▸ **Aim of the task**
Identify each line containing the word "Статистика" and copy it.

--- start of Information supplied ---

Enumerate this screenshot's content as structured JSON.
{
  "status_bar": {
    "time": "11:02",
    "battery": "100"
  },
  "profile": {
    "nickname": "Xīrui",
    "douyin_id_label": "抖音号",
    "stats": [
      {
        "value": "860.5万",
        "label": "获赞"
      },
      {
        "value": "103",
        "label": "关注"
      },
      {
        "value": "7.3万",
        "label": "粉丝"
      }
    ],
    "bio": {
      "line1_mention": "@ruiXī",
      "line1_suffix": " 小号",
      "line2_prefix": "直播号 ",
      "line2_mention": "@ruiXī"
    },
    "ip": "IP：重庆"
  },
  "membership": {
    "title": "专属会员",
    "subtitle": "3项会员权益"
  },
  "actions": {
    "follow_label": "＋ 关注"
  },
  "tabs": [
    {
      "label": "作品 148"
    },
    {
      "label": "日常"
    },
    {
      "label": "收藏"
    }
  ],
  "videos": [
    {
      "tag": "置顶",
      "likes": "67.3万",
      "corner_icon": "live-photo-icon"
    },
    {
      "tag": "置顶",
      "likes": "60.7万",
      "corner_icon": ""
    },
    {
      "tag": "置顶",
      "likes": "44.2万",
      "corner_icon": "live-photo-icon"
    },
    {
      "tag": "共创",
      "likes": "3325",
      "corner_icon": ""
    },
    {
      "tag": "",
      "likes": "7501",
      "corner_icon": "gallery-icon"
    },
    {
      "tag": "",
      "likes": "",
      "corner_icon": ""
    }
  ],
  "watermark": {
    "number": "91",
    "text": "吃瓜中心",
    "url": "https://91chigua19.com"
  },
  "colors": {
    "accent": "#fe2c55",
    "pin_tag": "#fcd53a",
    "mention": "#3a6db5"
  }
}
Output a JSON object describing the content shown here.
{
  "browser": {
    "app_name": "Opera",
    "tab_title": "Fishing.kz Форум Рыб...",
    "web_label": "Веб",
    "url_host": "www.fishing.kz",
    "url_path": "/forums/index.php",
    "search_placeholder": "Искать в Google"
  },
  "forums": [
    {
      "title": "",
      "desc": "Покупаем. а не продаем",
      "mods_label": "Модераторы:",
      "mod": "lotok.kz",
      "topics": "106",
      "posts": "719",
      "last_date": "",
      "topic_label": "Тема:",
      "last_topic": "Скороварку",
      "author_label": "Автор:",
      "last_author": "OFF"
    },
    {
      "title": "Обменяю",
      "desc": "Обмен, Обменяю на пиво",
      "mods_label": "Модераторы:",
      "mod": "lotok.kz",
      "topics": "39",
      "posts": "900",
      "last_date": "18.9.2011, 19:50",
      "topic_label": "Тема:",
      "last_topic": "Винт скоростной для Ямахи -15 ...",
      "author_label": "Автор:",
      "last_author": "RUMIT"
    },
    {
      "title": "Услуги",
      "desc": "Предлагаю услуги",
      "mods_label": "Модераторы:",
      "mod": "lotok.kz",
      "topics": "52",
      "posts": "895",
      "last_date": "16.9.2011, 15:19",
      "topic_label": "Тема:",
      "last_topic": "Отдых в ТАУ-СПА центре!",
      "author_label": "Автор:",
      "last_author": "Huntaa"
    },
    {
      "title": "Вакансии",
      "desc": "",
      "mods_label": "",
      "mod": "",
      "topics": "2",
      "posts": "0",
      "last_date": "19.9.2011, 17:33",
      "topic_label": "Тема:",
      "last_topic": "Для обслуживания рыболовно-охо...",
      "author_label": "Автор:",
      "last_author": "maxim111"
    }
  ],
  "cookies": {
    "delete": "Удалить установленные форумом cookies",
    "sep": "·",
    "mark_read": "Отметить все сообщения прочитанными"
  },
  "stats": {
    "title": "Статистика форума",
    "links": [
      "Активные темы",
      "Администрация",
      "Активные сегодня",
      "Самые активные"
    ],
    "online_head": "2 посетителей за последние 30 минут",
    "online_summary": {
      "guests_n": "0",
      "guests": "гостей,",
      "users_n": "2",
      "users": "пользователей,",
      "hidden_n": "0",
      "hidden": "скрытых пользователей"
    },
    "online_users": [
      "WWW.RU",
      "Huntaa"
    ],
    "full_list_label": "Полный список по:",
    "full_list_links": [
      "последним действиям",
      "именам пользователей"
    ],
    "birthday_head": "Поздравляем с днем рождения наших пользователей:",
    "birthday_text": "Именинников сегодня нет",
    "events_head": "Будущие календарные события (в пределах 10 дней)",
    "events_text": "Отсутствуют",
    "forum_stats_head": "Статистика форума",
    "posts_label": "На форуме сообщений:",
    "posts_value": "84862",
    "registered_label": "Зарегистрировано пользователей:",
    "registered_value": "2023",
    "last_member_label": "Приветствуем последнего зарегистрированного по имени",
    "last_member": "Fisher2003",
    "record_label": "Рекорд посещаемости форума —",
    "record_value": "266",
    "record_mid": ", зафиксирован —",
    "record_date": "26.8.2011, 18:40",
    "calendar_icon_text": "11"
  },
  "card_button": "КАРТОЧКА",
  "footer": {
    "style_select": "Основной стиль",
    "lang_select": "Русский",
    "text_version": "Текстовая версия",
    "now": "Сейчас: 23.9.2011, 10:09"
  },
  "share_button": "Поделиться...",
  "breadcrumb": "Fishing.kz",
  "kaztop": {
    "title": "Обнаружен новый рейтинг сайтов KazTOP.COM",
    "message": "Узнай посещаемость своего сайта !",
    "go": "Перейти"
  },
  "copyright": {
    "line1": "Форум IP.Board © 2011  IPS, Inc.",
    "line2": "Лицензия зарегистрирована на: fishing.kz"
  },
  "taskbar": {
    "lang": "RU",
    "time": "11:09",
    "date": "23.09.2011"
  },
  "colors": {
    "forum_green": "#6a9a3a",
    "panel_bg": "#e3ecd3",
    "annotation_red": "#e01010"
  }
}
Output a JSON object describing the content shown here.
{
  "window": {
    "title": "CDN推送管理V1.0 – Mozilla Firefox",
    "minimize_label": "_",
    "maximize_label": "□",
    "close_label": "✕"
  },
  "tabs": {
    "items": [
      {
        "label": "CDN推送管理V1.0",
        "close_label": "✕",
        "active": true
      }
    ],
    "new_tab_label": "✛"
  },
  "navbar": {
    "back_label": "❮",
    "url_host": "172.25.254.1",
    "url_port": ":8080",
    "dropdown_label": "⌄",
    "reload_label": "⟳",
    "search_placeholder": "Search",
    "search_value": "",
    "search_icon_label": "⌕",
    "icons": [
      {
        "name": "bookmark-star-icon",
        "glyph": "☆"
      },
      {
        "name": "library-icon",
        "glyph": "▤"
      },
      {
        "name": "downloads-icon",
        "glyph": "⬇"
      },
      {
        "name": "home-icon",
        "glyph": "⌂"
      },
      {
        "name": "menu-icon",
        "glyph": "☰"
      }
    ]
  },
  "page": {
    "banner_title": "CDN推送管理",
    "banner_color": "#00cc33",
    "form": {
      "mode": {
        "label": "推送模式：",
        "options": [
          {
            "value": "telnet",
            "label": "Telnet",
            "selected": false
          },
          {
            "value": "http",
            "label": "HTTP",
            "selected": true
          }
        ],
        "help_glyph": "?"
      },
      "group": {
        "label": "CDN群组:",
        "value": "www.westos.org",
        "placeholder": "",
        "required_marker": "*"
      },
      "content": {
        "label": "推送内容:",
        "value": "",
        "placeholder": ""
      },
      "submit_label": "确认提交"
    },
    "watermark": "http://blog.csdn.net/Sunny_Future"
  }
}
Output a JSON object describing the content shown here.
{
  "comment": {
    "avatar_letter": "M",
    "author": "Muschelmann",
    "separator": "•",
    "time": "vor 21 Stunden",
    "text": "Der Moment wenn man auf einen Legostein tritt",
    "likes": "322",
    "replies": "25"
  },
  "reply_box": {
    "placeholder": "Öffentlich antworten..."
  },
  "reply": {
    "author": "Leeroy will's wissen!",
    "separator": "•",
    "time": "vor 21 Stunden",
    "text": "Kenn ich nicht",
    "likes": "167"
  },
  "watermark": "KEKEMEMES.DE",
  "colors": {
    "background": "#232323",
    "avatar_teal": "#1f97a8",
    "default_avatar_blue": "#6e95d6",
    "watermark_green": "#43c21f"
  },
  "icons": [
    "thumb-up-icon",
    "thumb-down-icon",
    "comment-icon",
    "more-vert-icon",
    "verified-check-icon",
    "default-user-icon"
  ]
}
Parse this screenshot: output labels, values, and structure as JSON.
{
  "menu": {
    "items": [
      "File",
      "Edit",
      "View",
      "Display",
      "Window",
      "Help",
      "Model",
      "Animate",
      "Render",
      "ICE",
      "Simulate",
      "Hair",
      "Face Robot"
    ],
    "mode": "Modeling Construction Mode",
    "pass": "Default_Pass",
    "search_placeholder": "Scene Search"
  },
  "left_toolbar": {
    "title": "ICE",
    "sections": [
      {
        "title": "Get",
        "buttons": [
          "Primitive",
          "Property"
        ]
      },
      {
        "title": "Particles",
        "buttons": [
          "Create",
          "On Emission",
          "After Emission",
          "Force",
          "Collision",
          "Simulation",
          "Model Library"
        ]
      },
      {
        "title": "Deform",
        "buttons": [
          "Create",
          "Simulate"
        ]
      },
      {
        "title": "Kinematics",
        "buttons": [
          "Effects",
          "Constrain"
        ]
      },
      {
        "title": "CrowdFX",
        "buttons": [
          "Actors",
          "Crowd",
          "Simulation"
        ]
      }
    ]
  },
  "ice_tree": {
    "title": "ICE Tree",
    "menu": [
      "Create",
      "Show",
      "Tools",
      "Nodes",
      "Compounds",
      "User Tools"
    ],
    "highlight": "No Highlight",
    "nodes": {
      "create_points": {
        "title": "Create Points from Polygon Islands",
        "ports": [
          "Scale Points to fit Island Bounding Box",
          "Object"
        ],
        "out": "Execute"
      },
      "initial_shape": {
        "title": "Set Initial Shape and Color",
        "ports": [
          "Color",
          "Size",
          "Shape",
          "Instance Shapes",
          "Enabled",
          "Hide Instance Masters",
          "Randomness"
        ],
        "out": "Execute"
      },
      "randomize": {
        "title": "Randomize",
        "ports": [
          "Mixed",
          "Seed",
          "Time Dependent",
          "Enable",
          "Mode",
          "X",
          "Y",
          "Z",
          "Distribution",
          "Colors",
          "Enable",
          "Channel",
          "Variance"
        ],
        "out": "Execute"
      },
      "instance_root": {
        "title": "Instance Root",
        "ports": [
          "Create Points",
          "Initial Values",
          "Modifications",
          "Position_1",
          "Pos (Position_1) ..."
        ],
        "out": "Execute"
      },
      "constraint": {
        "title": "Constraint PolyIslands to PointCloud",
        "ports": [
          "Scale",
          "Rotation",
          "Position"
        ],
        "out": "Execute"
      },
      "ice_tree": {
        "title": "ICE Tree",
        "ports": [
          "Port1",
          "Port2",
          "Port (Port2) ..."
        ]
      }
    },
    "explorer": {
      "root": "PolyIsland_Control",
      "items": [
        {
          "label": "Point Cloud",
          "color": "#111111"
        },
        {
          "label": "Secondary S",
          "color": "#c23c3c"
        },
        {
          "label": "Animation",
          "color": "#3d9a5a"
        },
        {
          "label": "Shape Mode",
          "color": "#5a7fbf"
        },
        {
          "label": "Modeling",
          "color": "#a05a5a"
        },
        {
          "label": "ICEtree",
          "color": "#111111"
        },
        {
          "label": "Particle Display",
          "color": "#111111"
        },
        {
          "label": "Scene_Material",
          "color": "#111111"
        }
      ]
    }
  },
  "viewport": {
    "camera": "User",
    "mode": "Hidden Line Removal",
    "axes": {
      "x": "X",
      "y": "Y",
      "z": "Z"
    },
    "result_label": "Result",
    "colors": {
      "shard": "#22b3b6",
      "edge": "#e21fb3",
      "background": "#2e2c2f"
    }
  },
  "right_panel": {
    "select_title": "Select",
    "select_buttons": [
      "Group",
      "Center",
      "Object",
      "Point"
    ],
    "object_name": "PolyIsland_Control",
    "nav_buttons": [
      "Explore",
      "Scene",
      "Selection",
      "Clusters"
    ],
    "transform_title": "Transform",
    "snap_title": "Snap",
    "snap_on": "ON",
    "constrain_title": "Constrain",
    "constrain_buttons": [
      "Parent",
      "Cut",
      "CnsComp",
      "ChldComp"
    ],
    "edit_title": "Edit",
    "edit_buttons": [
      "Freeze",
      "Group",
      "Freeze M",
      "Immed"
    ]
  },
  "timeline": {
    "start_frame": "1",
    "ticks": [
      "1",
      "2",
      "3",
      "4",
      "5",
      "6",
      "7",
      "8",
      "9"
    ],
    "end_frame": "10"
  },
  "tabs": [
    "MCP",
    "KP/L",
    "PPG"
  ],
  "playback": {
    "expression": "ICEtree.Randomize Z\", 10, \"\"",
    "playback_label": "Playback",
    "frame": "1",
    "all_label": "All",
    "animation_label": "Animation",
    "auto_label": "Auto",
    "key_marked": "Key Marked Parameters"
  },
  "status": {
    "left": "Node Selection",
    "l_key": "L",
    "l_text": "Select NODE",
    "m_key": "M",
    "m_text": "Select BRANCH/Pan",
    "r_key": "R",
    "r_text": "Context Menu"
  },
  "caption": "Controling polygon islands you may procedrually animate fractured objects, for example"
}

--- end of Information supplied ---

▸ **Response below**
    "title": "Статистика форума",
    "forum_stats_head": "Статистика форума",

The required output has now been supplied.